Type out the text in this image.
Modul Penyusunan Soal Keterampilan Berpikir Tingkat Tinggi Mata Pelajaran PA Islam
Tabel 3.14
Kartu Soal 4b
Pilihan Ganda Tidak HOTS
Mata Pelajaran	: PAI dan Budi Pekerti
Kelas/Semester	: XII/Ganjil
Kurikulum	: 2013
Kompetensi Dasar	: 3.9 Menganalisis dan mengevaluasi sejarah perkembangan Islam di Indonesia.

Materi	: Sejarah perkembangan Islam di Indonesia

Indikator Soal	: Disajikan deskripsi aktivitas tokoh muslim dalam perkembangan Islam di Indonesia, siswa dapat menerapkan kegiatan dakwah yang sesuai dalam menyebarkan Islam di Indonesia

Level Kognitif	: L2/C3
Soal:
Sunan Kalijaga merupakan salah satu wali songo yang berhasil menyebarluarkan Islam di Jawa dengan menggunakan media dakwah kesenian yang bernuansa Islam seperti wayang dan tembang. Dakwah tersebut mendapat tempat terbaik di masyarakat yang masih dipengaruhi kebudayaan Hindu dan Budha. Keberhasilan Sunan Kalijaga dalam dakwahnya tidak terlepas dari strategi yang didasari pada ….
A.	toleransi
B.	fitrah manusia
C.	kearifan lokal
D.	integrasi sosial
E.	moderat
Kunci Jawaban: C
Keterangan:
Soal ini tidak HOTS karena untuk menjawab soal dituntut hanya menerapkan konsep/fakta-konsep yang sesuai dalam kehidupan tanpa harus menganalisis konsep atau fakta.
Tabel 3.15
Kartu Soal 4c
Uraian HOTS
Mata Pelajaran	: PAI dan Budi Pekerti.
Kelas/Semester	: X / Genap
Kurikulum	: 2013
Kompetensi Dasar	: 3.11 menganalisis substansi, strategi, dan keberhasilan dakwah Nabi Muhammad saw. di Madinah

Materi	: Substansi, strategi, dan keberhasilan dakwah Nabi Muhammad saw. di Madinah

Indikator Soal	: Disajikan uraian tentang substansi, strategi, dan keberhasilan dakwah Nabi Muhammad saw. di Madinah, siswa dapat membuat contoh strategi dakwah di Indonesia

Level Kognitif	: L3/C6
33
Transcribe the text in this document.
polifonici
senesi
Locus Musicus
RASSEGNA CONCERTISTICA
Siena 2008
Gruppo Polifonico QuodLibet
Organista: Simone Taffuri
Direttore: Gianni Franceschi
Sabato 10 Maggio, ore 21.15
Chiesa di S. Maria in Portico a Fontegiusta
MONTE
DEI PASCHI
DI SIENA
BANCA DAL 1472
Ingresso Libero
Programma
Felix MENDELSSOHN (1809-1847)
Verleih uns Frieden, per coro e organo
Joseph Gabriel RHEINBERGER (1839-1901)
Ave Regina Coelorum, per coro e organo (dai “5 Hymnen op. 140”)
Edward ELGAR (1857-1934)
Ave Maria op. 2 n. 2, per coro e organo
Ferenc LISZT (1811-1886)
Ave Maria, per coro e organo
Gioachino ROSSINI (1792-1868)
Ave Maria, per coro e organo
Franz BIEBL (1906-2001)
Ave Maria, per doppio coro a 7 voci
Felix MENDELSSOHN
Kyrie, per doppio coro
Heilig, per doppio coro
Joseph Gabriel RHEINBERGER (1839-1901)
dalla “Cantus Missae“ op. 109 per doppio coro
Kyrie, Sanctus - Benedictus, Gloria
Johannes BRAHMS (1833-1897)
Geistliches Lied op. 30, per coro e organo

--------

→ **What the exercise asks**
Reproduce the complete data exactly as presented above.

→ **Solution for this problem**
Type out the text in this image.
Modul Penyusunan Soal Keterampilan Berpikir Tingkat Tinggi Mata Pelajaran PA Islam
Tabel 3.14
Kartu Soal 4b
Pilihan Ganda Tidak HOTS
Mata Pelajaran	: PAI dan Budi Pekerti
Kelas/Semester	: XII/Ganjil
Kurikulum	: 2013
Kompetensi Dasar	: 3.9 Menganalisis dan mengevaluasi sejarah perkembangan Islam di Indonesia.

Materi	: Sejarah perkembangan Islam di Indonesia

Indikator Soal	: Disajikan deskripsi aktivitas tokoh muslim dalam perkembangan Islam di Indonesia, siswa dapat menerapkan kegiatan dakwah yang sesuai dalam menyebarkan Islam di Indonesia

Level Kognitif	: L2/C3
Soal:
Sunan Kalijaga merupakan salah satu wali songo yang berhasil menyebarluarkan Islam di Jawa dengan menggunakan media dakwah kesenian yang bernuansa Islam seperti wayang dan tembang. Dakwah tersebut mendapat tempat terbaik di masyarakat yang masih dipengaruhi kebudayaan Hindu dan Budha. Keberhasilan Sunan Kalijaga dalam dakwahnya tidak terlepas dari strategi yang didasari pada ….
A.	toleransi
B.	fitrah manusia
C.	kearifan lokal
D.	integrasi sosial
E.	moderat
Kunci Jawaban: C
Keterangan:
Soal ini tidak HOTS karena untuk menjawab soal dituntut hanya menerapkan konsep/fakta-konsep yang sesuai dalam kehidupan tanpa harus menganalisis konsep atau fakta.
Tabel 3.15
Kartu Soal 4c
Uraian HOTS
Mata Pelajaran	: PAI dan Budi Pekerti.
Kelas/Semester	: X / Genap
Kurikulum	: 2013
Kompetensi Dasar	: 3.11 menganalisis substansi, strategi, dan keberhasilan dakwah Nabi Muhammad saw. di Madinah

Materi	: Substansi, strategi, dan keberhasilan dakwah Nabi Muhammad saw. di Madinah

Indikator Soal	: Disajikan uraian tentang substansi, strategi, dan keberhasilan dakwah Nabi Muhammad saw. di Madinah, siswa dapat membuat contoh strategi dakwah di Indonesia

Level Kognitif	: L3/C6
33
Transcribe the text in this document.
polifonici
senesi
Locus Musicus
RASSEGNA CONCERTISTICA
Siena 2008
Gruppo Polifonico QuodLibet
Organista: Simone Taffuri
Direttore: Gianni Franceschi
Sabato 10 Maggio, ore 21.15
Chiesa di S. Maria in Portico a Fontegiusta
MONTE
DEI PASCHI
DI SIENA
BANCA DAL 1472
Ingresso Libero
Programma
Felix MENDELSSOHN (1809-1847)
Verleih uns Frieden, per coro e organo
Joseph Gabriel RHEINBERGER (1839-1901)
Ave Regina Coelorum, per coro e organo (dai “5 Hymnen op. 140”)
Edward ELGAR (1857-1934)
Ave Maria op. 2 n. 2, per coro e organo
Ferenc LISZT (1811-1886)
Ave Maria, per coro e organo
Gioachino ROSSINI (1792-1868)
Ave Maria, per coro e organo
Franz BIEBL (1906-2001)
Ave Maria, per doppio coro a 7 voci
Felix MENDELSSOHN
Kyrie, per doppio coro
Heilig, per doppio coro
Joseph Gabriel RHEINBERGER (1839-1901)
dalla “Cantus Missae“ op. 109 per doppio coro
Kyrie, Sanctus - Benedictus, Gloria
Johannes BRAHMS (1833-1897)
Geistliches Lied op. 30, per coro e organo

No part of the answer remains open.